* **Task instructions**: Read through the data and count the lines that contain the string "this"; give only the result.

Rows from a figure dataset:
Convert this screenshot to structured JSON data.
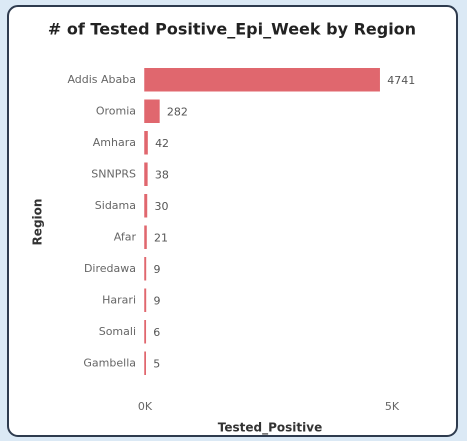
{
  "chart_data": {
    "type": "bar",
    "orientation": "horizontal",
    "title": "# of Tested Positive_Epi_Week by Region",
    "x_label": "Tested_Positive",
    "y_label": "Region",
    "categories": [
      "Addis Ababa",
      "Oromia",
      "Amhara",
      "SNNPRS",
      "Sidama",
      "Afar",
      "Diredawa",
      "Harari",
      "Somali",
      "Gambella"
    ],
    "values": [
      4741,
      282,
      42,
      38,
      30,
      21,
      9,
      9,
      6,
      5
    ],
    "color": "#e0676e",
    "xlim": [
      0,
      5000
    ],
    "xticks": [
      {
        "value": 0,
        "label": "0K"
      },
      {
        "value": 5000,
        "label": "5K"
      }
    ],
    "grid": false
  }
}
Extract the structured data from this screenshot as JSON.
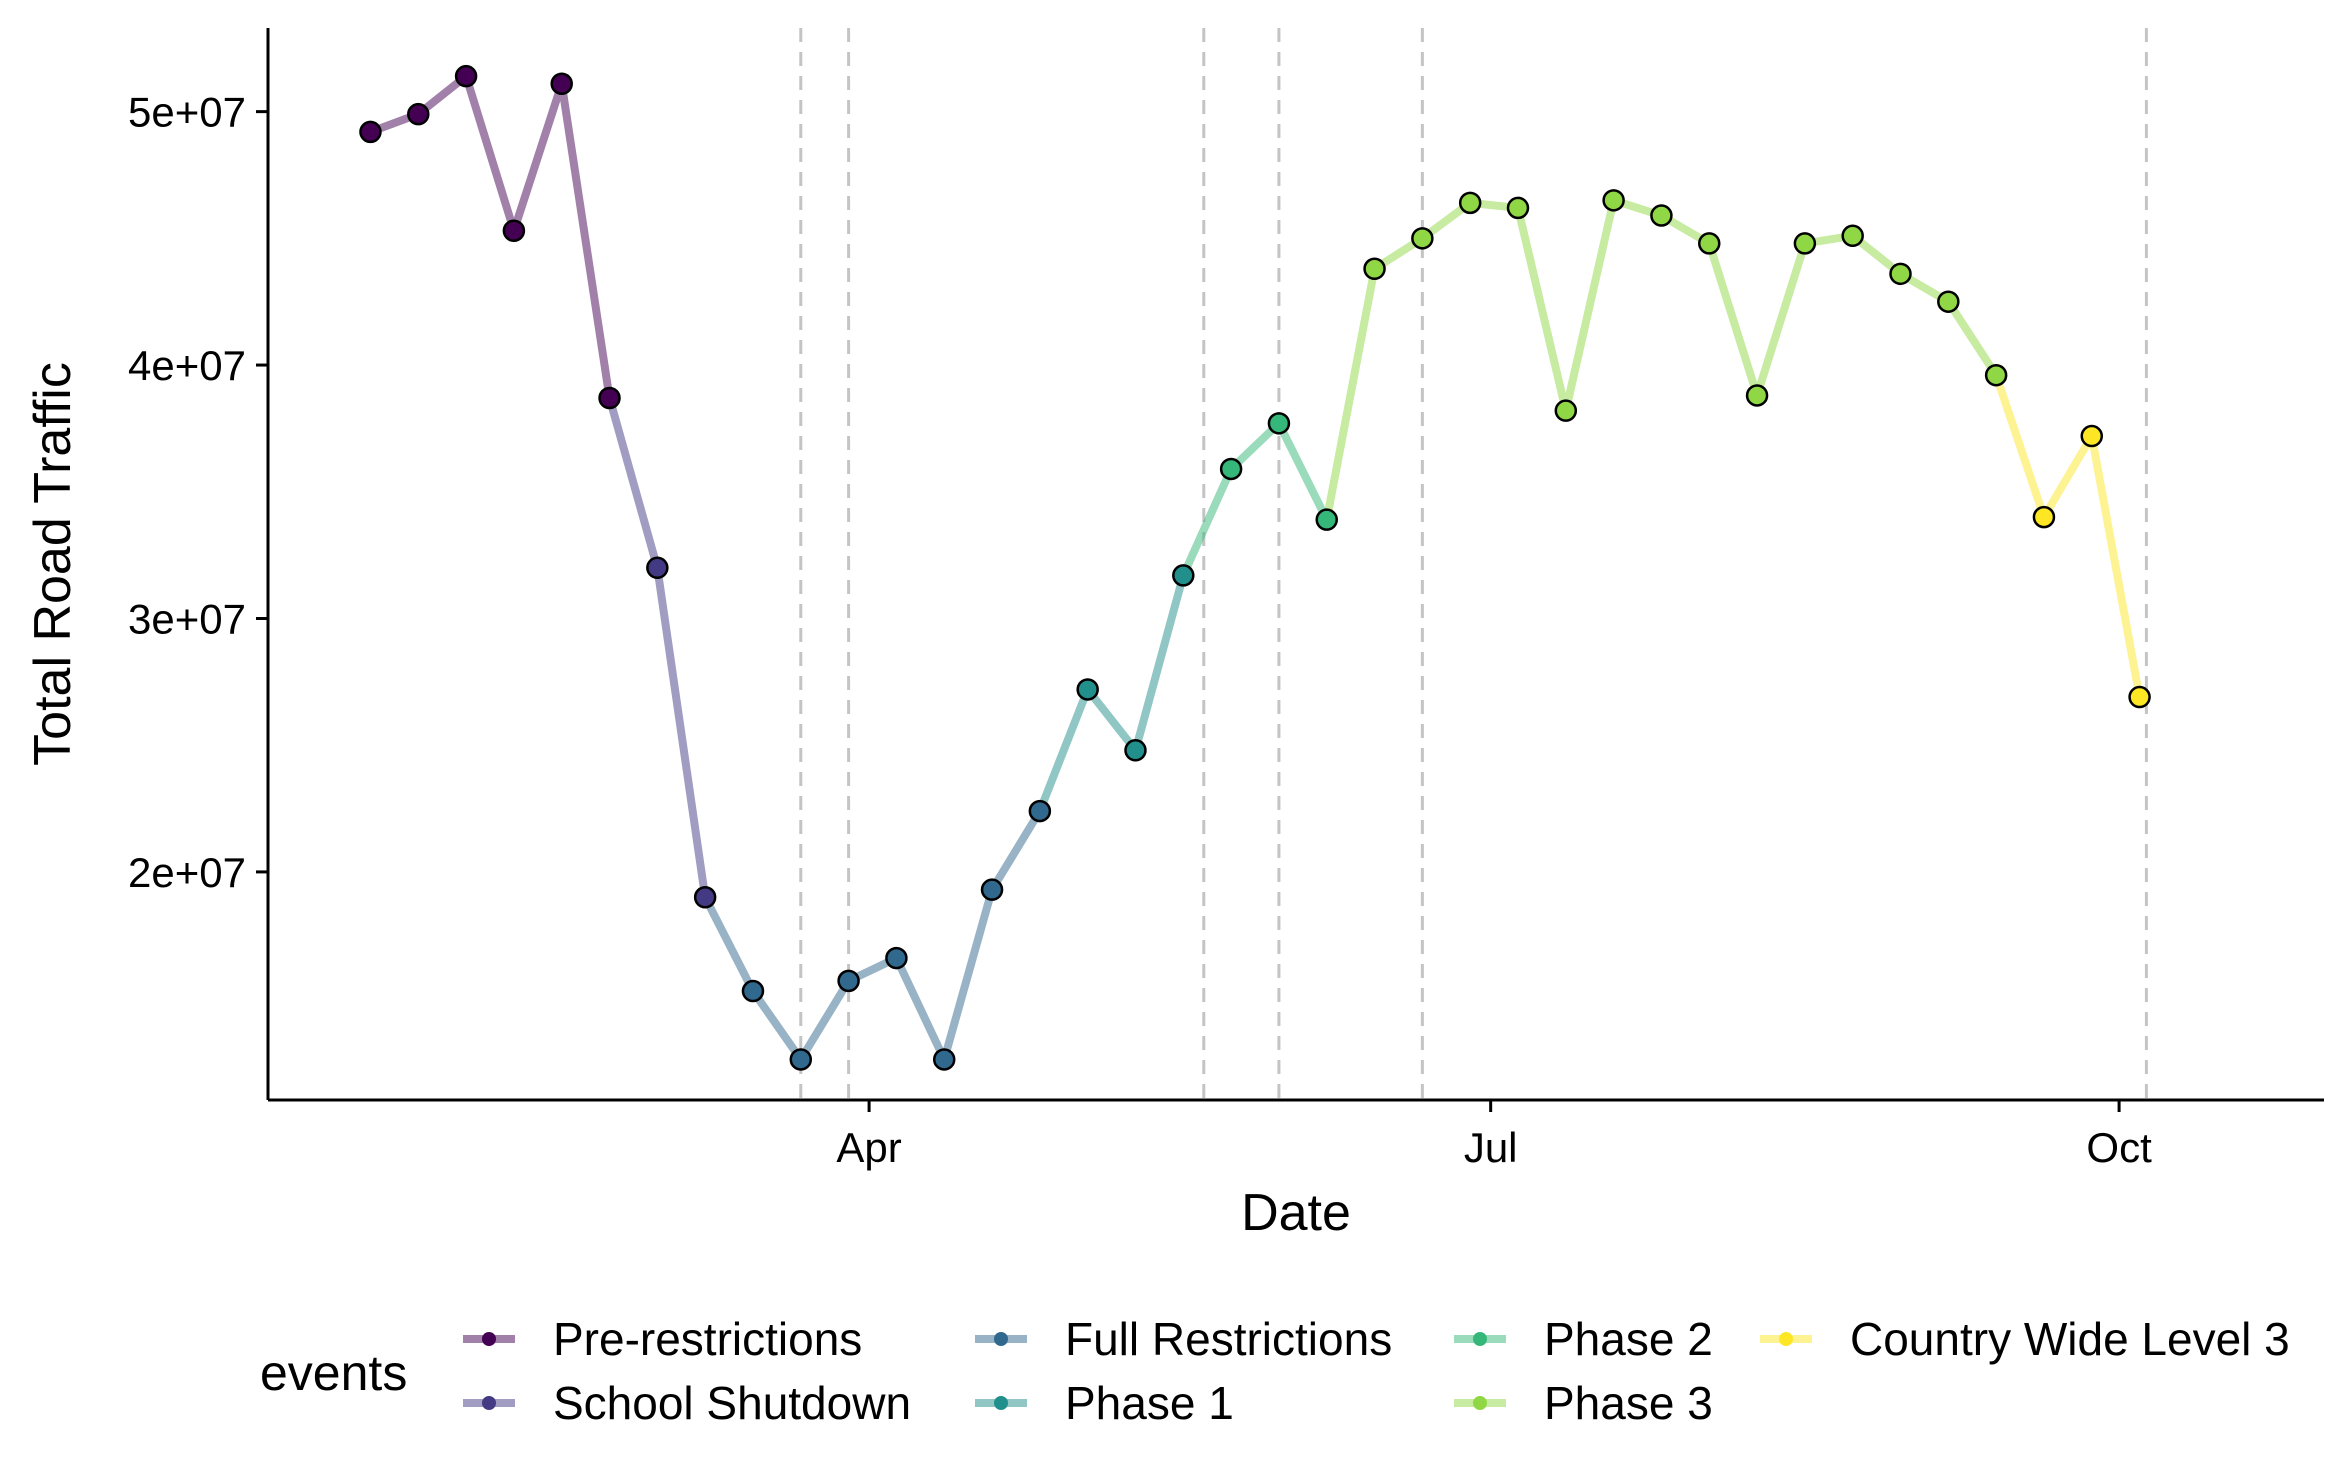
{
  "chart_data": {
    "type": "line",
    "title": "",
    "xlabel": "Date",
    "ylabel": "Total Road Traffic",
    "x_ticks": [
      {
        "label": "Apr",
        "date": "2020-04-01"
      },
      {
        "label": "Jul",
        "date": "2020-07-01"
      },
      {
        "label": "Oct",
        "date": "2020-10-01"
      }
    ],
    "y_ticks": [
      {
        "label": "2e+07",
        "value": 20000000
      },
      {
        "label": "3e+07",
        "value": 30000000
      },
      {
        "label": "4e+07",
        "value": 40000000
      },
      {
        "label": "5e+07",
        "value": 50000000
      }
    ],
    "xlim": [
      "2020-01-04",
      "2020-10-31"
    ],
    "ylim": [
      11000000,
      53300000
    ],
    "grid": false,
    "legend_title": "events",
    "legend_position": "bottom",
    "event_lines": [
      "2020-03-22",
      "2020-03-29",
      "2020-05-20",
      "2020-05-31",
      "2020-06-21",
      "2020-10-05"
    ],
    "series": [
      {
        "name": "Pre-restrictions",
        "color": "#440154",
        "points": [
          {
            "x": "2020-01-19",
            "y": 49200000
          },
          {
            "x": "2020-01-26",
            "y": 49900000
          },
          {
            "x": "2020-02-02",
            "y": 51400000
          },
          {
            "x": "2020-02-09",
            "y": 45300000
          },
          {
            "x": "2020-02-16",
            "y": 51100000
          },
          {
            "x": "2020-02-23",
            "y": 38700000
          }
        ]
      },
      {
        "name": "School Shutdown",
        "color": "#443A83",
        "points": [
          {
            "x": "2020-03-01",
            "y": 32000000
          },
          {
            "x": "2020-03-08",
            "y": 19000000
          }
        ]
      },
      {
        "name": "Full Restrictions",
        "color": "#31688E",
        "points": [
          {
            "x": "2020-03-15",
            "y": 15300000
          },
          {
            "x": "2020-03-22",
            "y": 12600000
          },
          {
            "x": "2020-03-29",
            "y": 15700000
          },
          {
            "x": "2020-04-05",
            "y": 16600000
          },
          {
            "x": "2020-04-12",
            "y": 12600000
          },
          {
            "x": "2020-04-19",
            "y": 19300000
          },
          {
            "x": "2020-04-26",
            "y": 22400000
          }
        ]
      },
      {
        "name": "Phase 1",
        "color": "#21908C",
        "points": [
          {
            "x": "2020-05-03",
            "y": 27200000
          },
          {
            "x": "2020-05-10",
            "y": 24800000
          },
          {
            "x": "2020-05-17",
            "y": 31700000
          }
        ]
      },
      {
        "name": "Phase 2",
        "color": "#35B779",
        "points": [
          {
            "x": "2020-05-24",
            "y": 35900000
          },
          {
            "x": "2020-05-31",
            "y": 37700000
          },
          {
            "x": "2020-06-07",
            "y": 33900000
          }
        ]
      },
      {
        "name": "Phase 3",
        "color": "#8FD744",
        "points": [
          {
            "x": "2020-06-14",
            "y": 43800000
          },
          {
            "x": "2020-06-21",
            "y": 45000000
          },
          {
            "x": "2020-06-28",
            "y": 46400000
          },
          {
            "x": "2020-07-05",
            "y": 46200000
          },
          {
            "x": "2020-07-12",
            "y": 38200000
          },
          {
            "x": "2020-07-19",
            "y": 46500000
          },
          {
            "x": "2020-07-26",
            "y": 45900000
          },
          {
            "x": "2020-08-02",
            "y": 44800000
          },
          {
            "x": "2020-08-09",
            "y": 38800000
          },
          {
            "x": "2020-08-16",
            "y": 44800000
          },
          {
            "x": "2020-08-23",
            "y": 45100000
          },
          {
            "x": "2020-08-30",
            "y": 43600000
          },
          {
            "x": "2020-09-06",
            "y": 42500000
          },
          {
            "x": "2020-09-13",
            "y": 39600000
          }
        ]
      },
      {
        "name": "Country Wide Level 3",
        "color": "#FDE725",
        "points": [
          {
            "x": "2020-09-20",
            "y": 34000000
          },
          {
            "x": "2020-09-27",
            "y": 37200000
          },
          {
            "x": "2020-10-04",
            "y": 26900000
          }
        ]
      }
    ]
  }
}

* **Output**: 2